# Exercise requirements
Pick out the lines below with "Section" and list them.

>> Start

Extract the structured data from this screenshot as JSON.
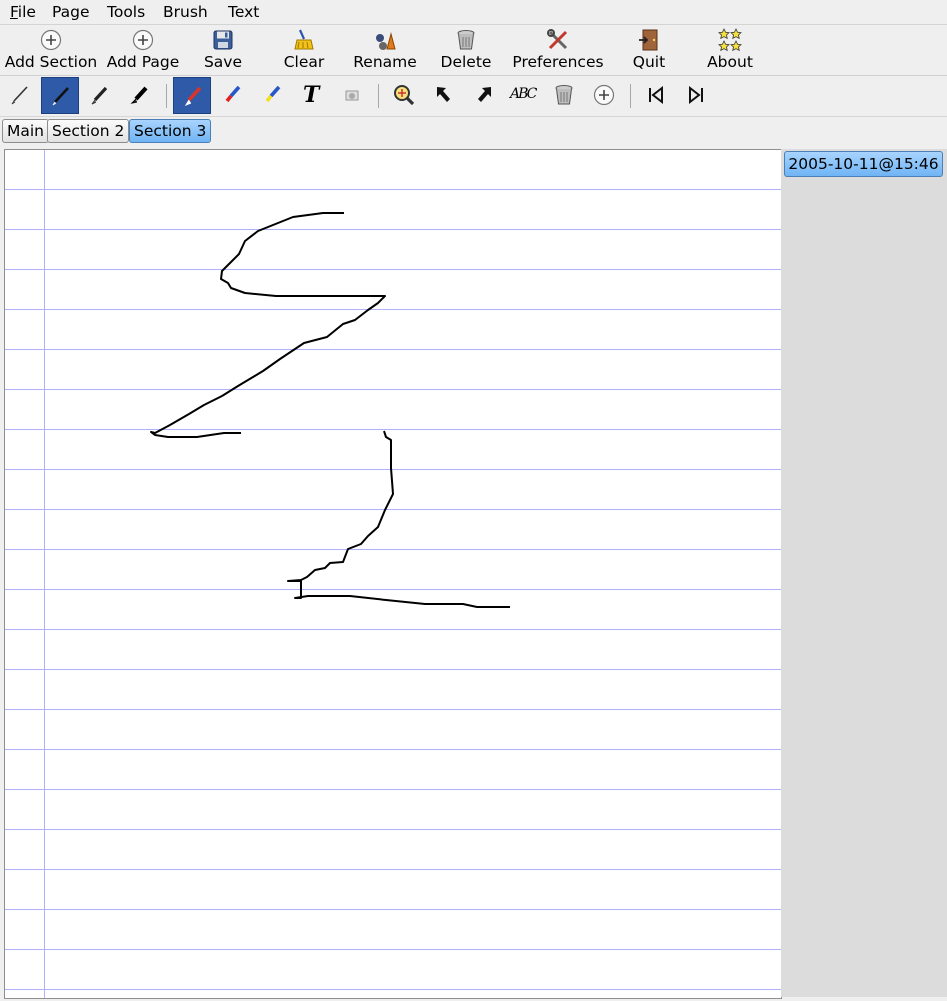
{
  "menu": {
    "file": {
      "mnemonic": "F",
      "rest": "ile"
    },
    "page": "Page",
    "tools": "Tools",
    "brush": "Brush",
    "text": "Text"
  },
  "toolbar": {
    "add_section": "Add Section",
    "add_page": "Add Page",
    "save": "Save",
    "clear": "Clear",
    "rename": "Rename",
    "delete": "Delete",
    "preferences": "Preferences",
    "quit": "Quit",
    "about": "About"
  },
  "tools": {
    "text_tool_glyph": "T",
    "spell_glyph": "ABC"
  },
  "tabs": [
    "Main",
    "Section 2",
    "Section 3"
  ],
  "active_tab": "Section 3",
  "pages": [
    "2005-10-11@15:46"
  ],
  "colors": {
    "accent": "#2e5aa8",
    "tab_active": "#8ec6fb",
    "rule": "#b0b0ff"
  }
}
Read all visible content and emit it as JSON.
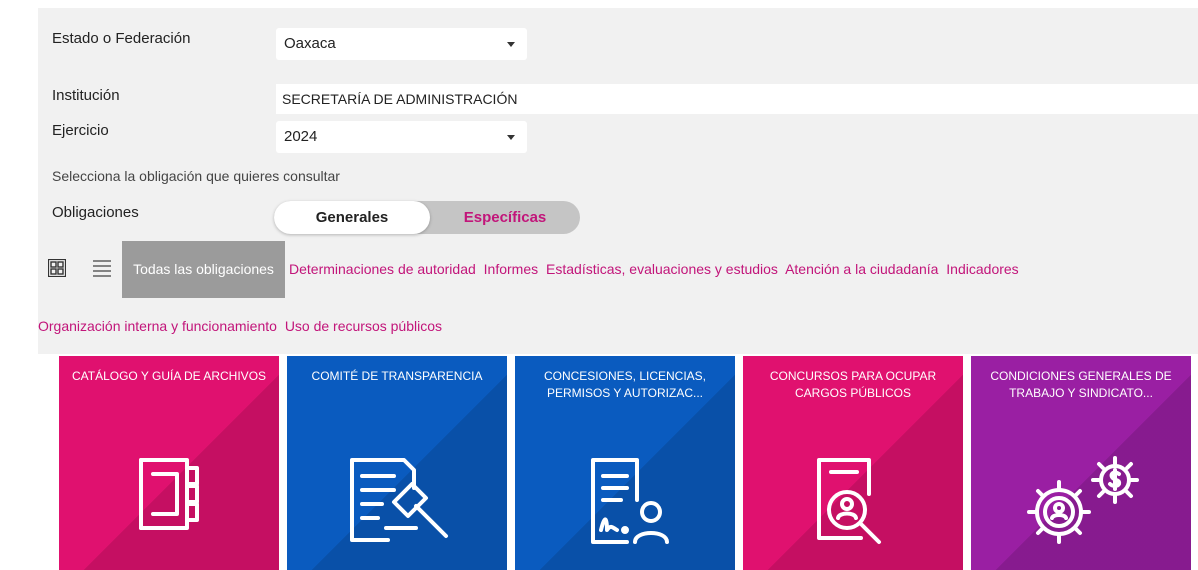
{
  "filters": {
    "estado_label": "Estado o Federación",
    "estado_value": "Oaxaca",
    "institucion_label": "Institución",
    "institucion_value": "SECRETARÍA DE ADMINISTRACIÓN",
    "ejercicio_label": "Ejercicio",
    "ejercicio_value": "2024",
    "hint": "Selecciona la obligación que quieres consultar",
    "obligaciones_label": "Obligaciones",
    "toggle": {
      "generales": "Generales",
      "especificas": "Específicas",
      "selected": "Generales"
    }
  },
  "categories": {
    "active": "Todas las obligaciones",
    "row1": [
      "Determinaciones de autoridad",
      "Informes",
      "Estadísticas, evaluaciones y estudios",
      "Atención a la ciudadanía",
      "Indicadores"
    ],
    "row2": [
      "Organización interna y funcionamiento",
      "Uso de recursos públicos"
    ]
  },
  "cards": [
    {
      "title": "CATÁLOGO Y GUÍA DE ARCHIVOS",
      "color": "#e0116f",
      "icon": "binder-icon"
    },
    {
      "title": "COMITÉ DE TRANSPARENCIA",
      "color": "#0a5bbf",
      "icon": "document-gavel-icon"
    },
    {
      "title": "CONCESIONES, LICENCIAS, PERMISOS Y AUTORIZAC...",
      "color": "#0a5bbf",
      "icon": "document-signature-user-icon"
    },
    {
      "title": "CONCURSOS PARA OCUPAR CARGOS PÚBLICOS",
      "color": "#e0116f",
      "icon": "document-search-user-icon"
    },
    {
      "title": "CONDICIONES GENERALES DE TRABAJO Y SINDICATO...",
      "color": "#9a1fa3",
      "icon": "gears-money-icon"
    }
  ],
  "colors": {
    "accent": "#c2157a",
    "panel": "#f1f1f1",
    "active_tab": "#9b9b9b"
  }
}
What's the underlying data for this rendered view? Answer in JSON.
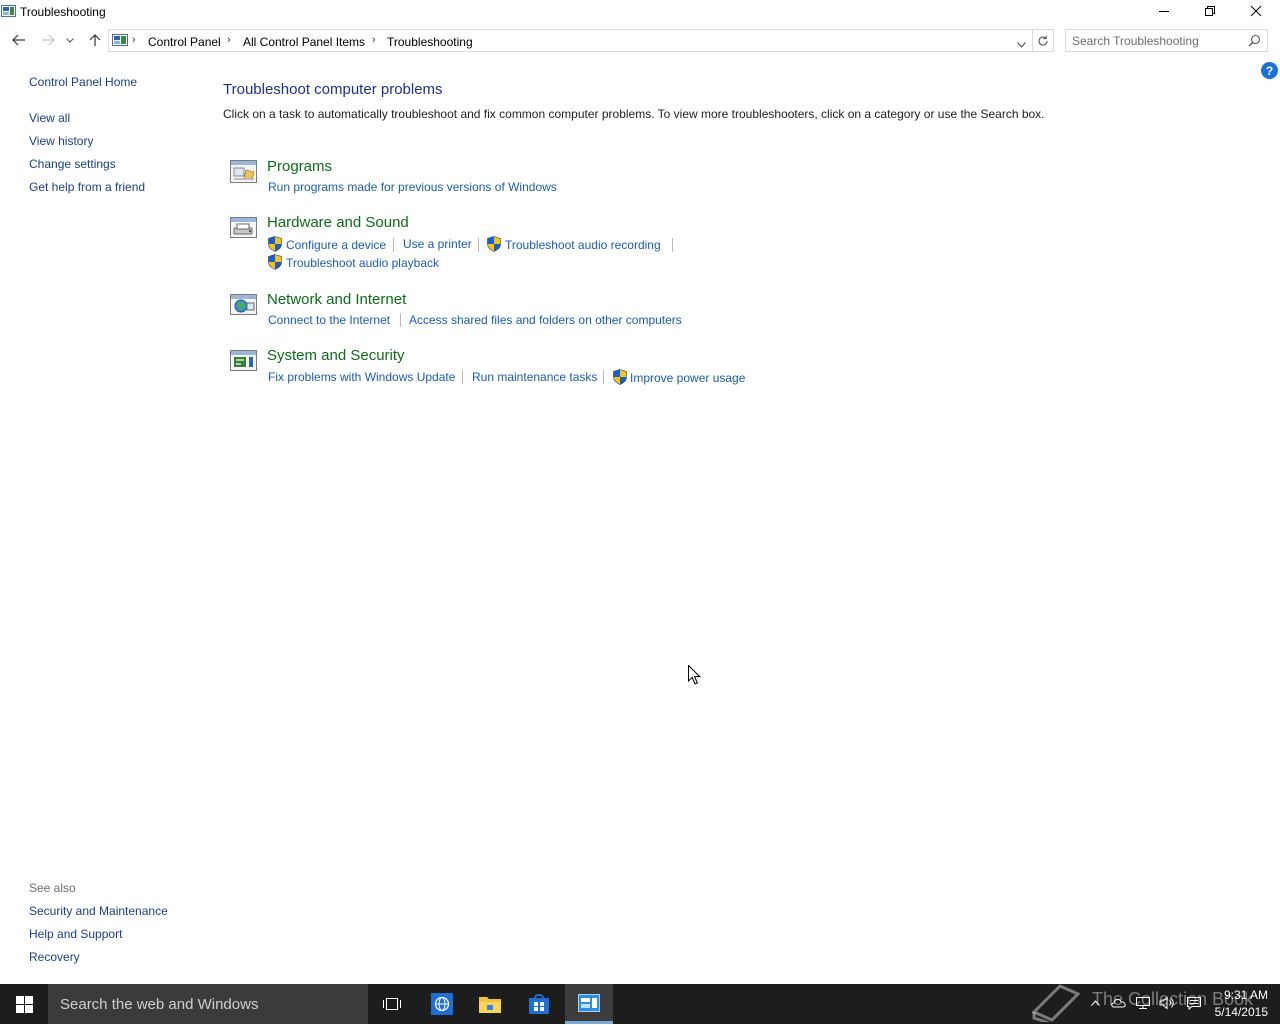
{
  "window": {
    "title": "Troubleshooting"
  },
  "address": {
    "breadcrumbs": [
      "Control Panel",
      "All Control Panel Items",
      "Troubleshooting"
    ]
  },
  "search": {
    "placeholder": "Search Troubleshooting"
  },
  "sidebar": {
    "home": "Control Panel Home",
    "links": [
      "View all",
      "View history",
      "Change settings",
      "Get help from a friend"
    ],
    "see_also_label": "See also",
    "see_also": [
      "Security and Maintenance",
      "Help and Support",
      "Recovery"
    ]
  },
  "main": {
    "heading": "Troubleshoot computer problems",
    "description": "Click on a task to automatically troubleshoot and fix common computer problems. To view more troubleshooters, click on a category or use the Search box.",
    "categories": [
      {
        "title": "Programs",
        "icon": "programs-icon",
        "tasks": [
          "Run programs made for previous versions of Windows"
        ]
      },
      {
        "title": "Hardware and Sound",
        "icon": "hardware-sound-icon",
        "tasks": [
          "Configure a device",
          "Use a printer",
          "Troubleshoot audio recording",
          "Troubleshoot audio playback"
        ]
      },
      {
        "title": "Network and Internet",
        "icon": "network-internet-icon",
        "tasks": [
          "Connect to the Internet",
          "Access shared files and folders on other computers"
        ]
      },
      {
        "title": "System and Security",
        "icon": "system-security-icon",
        "tasks": [
          "Fix problems with Windows Update",
          "Run maintenance tasks",
          "Improve power usage"
        ]
      }
    ]
  },
  "taskbar": {
    "search_placeholder": "Search the web and Windows",
    "time": "9:31 AM",
    "date": "5/14/2015",
    "watermark": "The Collection Book"
  },
  "colors": {
    "link": "#1b3e8c",
    "category": "#0d6d17",
    "task": "#1b5cb5",
    "heading": "#1e3287",
    "taskbar": "#1d1d1d"
  }
}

>> End

# Answer to this problem
    "add_section": "Add Section",
    "Section 2",
    "Section 3"
  "active_tab": "Section 3",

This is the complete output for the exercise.